> **Request**: Lay out each line of the records below as a JSON list of strings, one string per line, and leave out any blank lines.

[Entries drawn from a collection]
** BEGIN **
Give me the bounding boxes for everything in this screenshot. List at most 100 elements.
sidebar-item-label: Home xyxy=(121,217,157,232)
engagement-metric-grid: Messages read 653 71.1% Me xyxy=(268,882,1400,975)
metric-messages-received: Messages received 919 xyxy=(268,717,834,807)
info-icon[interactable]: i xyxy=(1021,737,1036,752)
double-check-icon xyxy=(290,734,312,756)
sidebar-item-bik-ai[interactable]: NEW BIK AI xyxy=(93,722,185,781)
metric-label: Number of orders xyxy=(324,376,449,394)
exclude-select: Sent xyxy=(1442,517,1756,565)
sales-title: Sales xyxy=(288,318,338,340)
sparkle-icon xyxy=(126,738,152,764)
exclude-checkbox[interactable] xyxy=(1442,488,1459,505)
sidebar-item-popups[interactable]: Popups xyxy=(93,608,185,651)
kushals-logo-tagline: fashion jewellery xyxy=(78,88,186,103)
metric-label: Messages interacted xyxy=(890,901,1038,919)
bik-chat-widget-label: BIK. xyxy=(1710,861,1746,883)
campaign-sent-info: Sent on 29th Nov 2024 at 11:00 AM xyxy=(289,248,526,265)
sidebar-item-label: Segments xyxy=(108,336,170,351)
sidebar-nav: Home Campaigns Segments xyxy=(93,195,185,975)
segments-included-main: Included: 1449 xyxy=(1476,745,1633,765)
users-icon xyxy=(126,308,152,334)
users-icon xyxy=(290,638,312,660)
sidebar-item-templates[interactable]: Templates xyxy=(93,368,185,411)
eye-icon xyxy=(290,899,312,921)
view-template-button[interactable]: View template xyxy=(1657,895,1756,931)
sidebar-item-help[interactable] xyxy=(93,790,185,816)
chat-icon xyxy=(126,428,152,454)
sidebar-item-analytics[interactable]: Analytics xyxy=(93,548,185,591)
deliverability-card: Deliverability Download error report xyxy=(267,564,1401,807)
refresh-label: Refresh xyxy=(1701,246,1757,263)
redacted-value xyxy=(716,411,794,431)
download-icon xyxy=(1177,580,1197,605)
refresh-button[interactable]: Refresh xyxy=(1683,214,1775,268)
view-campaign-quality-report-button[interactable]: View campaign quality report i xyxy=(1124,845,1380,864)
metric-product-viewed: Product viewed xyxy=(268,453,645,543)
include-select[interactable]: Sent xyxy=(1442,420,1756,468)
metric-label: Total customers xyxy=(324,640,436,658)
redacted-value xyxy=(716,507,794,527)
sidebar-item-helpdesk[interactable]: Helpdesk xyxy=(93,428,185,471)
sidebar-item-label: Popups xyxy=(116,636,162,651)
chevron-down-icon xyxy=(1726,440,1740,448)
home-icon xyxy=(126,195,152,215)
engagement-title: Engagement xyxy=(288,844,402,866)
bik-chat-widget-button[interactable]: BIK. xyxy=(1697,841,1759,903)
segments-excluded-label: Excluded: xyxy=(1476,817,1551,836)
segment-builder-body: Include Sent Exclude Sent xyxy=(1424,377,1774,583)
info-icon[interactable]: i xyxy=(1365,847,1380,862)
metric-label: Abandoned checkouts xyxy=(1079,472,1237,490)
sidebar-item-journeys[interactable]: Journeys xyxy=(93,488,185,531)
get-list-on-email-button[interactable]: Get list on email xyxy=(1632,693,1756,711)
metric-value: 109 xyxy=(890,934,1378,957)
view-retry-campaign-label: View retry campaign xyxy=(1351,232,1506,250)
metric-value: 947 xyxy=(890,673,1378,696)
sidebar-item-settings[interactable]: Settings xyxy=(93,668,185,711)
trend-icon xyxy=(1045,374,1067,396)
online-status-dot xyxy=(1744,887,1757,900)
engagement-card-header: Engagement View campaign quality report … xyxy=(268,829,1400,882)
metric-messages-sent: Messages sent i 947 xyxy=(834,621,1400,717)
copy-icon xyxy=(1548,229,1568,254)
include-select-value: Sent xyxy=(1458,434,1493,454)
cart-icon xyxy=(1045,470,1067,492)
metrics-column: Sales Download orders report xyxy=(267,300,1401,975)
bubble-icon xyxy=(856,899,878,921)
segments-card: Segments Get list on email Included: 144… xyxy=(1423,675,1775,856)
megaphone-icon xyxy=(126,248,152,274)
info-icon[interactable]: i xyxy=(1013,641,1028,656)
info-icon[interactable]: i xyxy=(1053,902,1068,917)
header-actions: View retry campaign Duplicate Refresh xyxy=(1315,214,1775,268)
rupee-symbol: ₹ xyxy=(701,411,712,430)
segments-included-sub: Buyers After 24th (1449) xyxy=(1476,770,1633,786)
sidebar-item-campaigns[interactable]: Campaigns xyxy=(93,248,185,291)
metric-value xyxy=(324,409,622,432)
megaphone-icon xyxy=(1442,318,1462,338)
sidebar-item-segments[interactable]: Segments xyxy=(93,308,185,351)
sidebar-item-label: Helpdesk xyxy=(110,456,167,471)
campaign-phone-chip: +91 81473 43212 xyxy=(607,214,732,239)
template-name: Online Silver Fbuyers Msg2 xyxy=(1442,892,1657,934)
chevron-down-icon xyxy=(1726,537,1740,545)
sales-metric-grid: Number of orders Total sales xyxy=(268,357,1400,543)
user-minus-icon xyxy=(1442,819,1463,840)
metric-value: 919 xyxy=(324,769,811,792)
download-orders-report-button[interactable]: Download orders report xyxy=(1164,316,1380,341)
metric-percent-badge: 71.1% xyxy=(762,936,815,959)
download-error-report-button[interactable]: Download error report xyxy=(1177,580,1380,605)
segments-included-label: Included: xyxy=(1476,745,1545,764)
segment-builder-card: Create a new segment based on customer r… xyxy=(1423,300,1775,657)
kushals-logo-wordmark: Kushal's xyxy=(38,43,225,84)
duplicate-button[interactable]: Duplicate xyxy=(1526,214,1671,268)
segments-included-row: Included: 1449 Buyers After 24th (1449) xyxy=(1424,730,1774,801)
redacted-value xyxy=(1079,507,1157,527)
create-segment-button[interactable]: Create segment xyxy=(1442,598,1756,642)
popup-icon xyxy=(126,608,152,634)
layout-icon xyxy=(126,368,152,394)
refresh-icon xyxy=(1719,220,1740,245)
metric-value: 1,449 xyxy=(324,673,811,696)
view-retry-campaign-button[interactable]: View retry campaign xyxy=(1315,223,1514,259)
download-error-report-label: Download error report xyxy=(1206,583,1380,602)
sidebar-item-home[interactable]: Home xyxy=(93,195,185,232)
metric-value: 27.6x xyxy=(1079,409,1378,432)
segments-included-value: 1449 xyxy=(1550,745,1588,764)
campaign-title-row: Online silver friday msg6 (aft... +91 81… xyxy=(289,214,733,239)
** END **
> **Full response**:
[
  "Give me the bounding boxes for everything in this screenshot. List at most 100 elements.",
  "sidebar-item-label: Home xyxy=(121,217,157,232)",
  "engagement-metric-grid: Messages read 653 71.1% Me xyxy=(268,882,1400,975)",
  "metric-messages-received: Messages received 919 xyxy=(268,717,834,807)",
  "info-icon[interactable]: i xyxy=(1021,737,1036,752)",
  "double-check-icon xyxy=(290,734,312,756)",
  "sidebar-item-bik-ai[interactable]: NEW BIK AI xyxy=(93,722,185,781)",
  "metric-label: Number of orders xyxy=(324,376,449,394)",
  "exclude-select: Sent xyxy=(1442,517,1756,565)",
  "sales-title: Sales xyxy=(288,318,338,340)",
  "sparkle-icon xyxy=(126,738,152,764)",
  "exclude-checkbox[interactable] xyxy=(1442,488,1459,505)",
  "sidebar-item-popups[interactable]: Popups xyxy=(93,608,185,651)",
  "kushals-logo-tagline: fashion jewellery xyxy=(78,88,186,103)",
  "metric-label: Messages interacted xyxy=(890,901,1038,919)",
  "bik-chat-widget-label: BIK. xyxy=(1710,861,1746,883)",
  "campaign-sent-info: Sent on 29th Nov 2024 at 11:00 AM xyxy=(289,248,526,265)",
  "sidebar-item-label: Segments xyxy=(108,336,170,351)",
  "sidebar-nav: Home Campaigns Segments xyxy=(93,195,185,975)",
  "segments-included-main: Included: 1449 xyxy=(1476,745,1633,765)",
  "users-icon xyxy=(126,308,152,334)",
  "users-icon xyxy=(290,638,312,660)",
  "sidebar-item-templates[interactable]: Templates xyxy=(93,368,185,411)",
  "eye-icon xyxy=(290,899,312,921)",
  "view-template-button[interactable]: View template xyxy=(1657,895,1756,931)",
  "sidebar-item-help[interactable] xyxy=(93,790,185,816)",
  "chat-icon xyxy=(126,428,152,454)",
  "sidebar-item-analytics[interactable]: Analytics xyxy=(93,548,185,591)",
  "deliverability-card: Deliverability Download error report xyxy=(267,564,1401,807)",
  "refresh-label: Refresh xyxy=(1701,246,1757,263)",
  "redacted-value xyxy=(716,411,794,431)",
  "download-icon xyxy=(1177,580,1197,605)",
  "refresh-button[interactable]: Refresh xyxy=(1683,214,1775,268)",
  "view-campaign-quality-report-button[interactable]: View campaign quality report i xyxy=(1124,845,1380,864)",
  "metric-product-viewed: Product viewed xyxy=(268,453,645,543)",
  "include-select[interactable]: Sent xyxy=(1442,420,1756,468)",
  "metric-label: Total customers xyxy=(324,640,436,658)",
  "redacted-value xyxy=(716,507,794,527)",
  "sidebar-item-helpdesk[interactable]: Helpdesk xyxy=(93,428,185,471)",
  "sidebar-item-label: Popups xyxy=(116,636,162,651)",
  "chevron-down-icon xyxy=(1726,440,1740,448)",
  "home-icon xyxy=(126,195,152,215)",
  "engagement-title: Engagement xyxy=(288,844,402,866)",
  "bik-chat-widget-button[interactable]: BIK. xyxy=(1697,841,1759,903)",
  "segments-excluded-label: Excluded: xyxy=(1476,817,1551,836)",
  "segment-builder-body: Include Sent Exclude Sent xyxy=(1424,377,1774,583)",
  "info-icon[interactable]: i xyxy=(1365,847,1380,862)",
  "metric-label: Abandoned checkouts xyxy=(1079,472,1237,490)",
  "sidebar-item-journeys[interactable]: Journeys xyxy=(93,488,185,531)",
  "get-list-on-email-button[interactable]: Get list on email xyxy=(1632,693,1756,711)",
  "metric-value: 109 xyxy=(890,934,1378,957)",
  "view-retry-campaign-label: View retry campaign xyxy=(1351,232,1506,250)",
  "metric-value: 947 xyxy=(890,673,1378,696)",
  "sidebar-item-settings[interactable]: Settings xyxy=(93,668,185,711)",
  "trend-icon xyxy=(1045,374,1067,396)",
  "online-status-dot xyxy=(1744,887,1757,900)",
  "engagement-card-header: Engagement View campaign quality report … xyxy=(268,829,1400,882)",
  "metric-messages-sent: Messages sent i 947 xyxy=(834,621,1400,717)",
  "copy-icon xyxy=(1548,229,1568,254)",
  "include-select-value: Sent xyxy=(1458,434,1493,454)",
  "cart-icon xyxy=(1045,470,1067,492)",
  "metrics-column: Sales Download orders report xyxy=(267,300,1401,975)",
  "bubble-icon xyxy=(856,899,878,921)",
  "segments-card: Segments Get list on email Included: 144… xyxy=(1423,675,1775,856)",
  "megaphone-icon xyxy=(126,248,152,274)",
  "info-icon[interactable]: i xyxy=(1013,641,1028,656)",
  "info-icon[interactable]: i xyxy=(1053,902,1068,917)",
  "header-actions: View retry campaign Duplicate Refresh xyxy=(1315,214,1775,268)",
  "rupee-symbol: ₹ xyxy=(701,411,712,430)",
  "segments-included-sub: Buyers After 24th (1449) xyxy=(1476,770,1633,786)",
  "sidebar-item-campaigns[interactable]: Campaigns xyxy=(93,248,185,291)",
  "metric-value xyxy=(324,409,622,432)",
  "megaphone-icon xyxy=(1442,318,1462,338)",
  "sidebar-item-segments[interactable]: Segments xyxy=(93,308,185,351)",
  "sidebar-item-label: Helpdesk xyxy=(110,456,167,471)",
  "campaign-phone-chip: +91 81473 43212 xyxy=(607,214,732,239)",
  "template-name: Online Silver Fbuyers Msg2 xyxy=(1442,892,1657,934)",
  "chevron-down-icon xyxy=(1726,537,1740,545)",
  "sales-metric-grid: Number of orders Total sales xyxy=(268,357,1400,543)",
  "user-minus-icon xyxy=(1442,819,1463,840)",
  "metric-value: 919 xyxy=(324,769,811,792)",
  "download-orders-report-button[interactable]: Download orders report xyxy=(1164,316,1380,341)",
  "metric-percent-badge: 71.1% xyxy=(762,936,815,959)",
  "download-error-report-button[interactable]: Download error report xyxy=(1177,580,1380,605)",
  "segments-included-label: Included: xyxy=(1476,745,1545,764)",
  "segment-builder-card: Create a new segment based on customer r… xyxy=(1423,300,1775,657)",
  "kushals-logo-wordmark: Kushal's xyxy=(38,43,225,84)",
  "duplicate-button[interactable]: Duplicate xyxy=(1526,214,1671,268)",
  "segments-included-row: Included: 1449 Buyers After 24th (1449) xyxy=(1424,730,1774,801)",
  "redacted-value xyxy=(1079,507,1157,527)",
  "create-segment-button[interactable]: Create segment xyxy=(1442,598,1756,642)",
  "popup-icon xyxy=(126,608,152,634)",
  "layout-icon xyxy=(126,368,152,394)",
  "refresh-icon xyxy=(1719,220,1740,245)",
  "metric-value: 1,449 xyxy=(324,673,811,696)",
  "view-retry-campaign-button[interactable]: View retry campaign xyxy=(1315,223,1514,259)",
  "download-error-report-label: Download error report xyxy=(1206,583,1380,602)",
  "sidebar-item-home[interactable]: Home xyxy=(93,195,185,232)",
  "metric-value: 27.6x xyxy=(1079,409,1378,432)",
  "segments-included-value: 1449 xyxy=(1550,745,1588,764)",
  "campaign-title-row: Online silver friday msg6 (aft... +91 81… xyxy=(289,214,733,239)"
]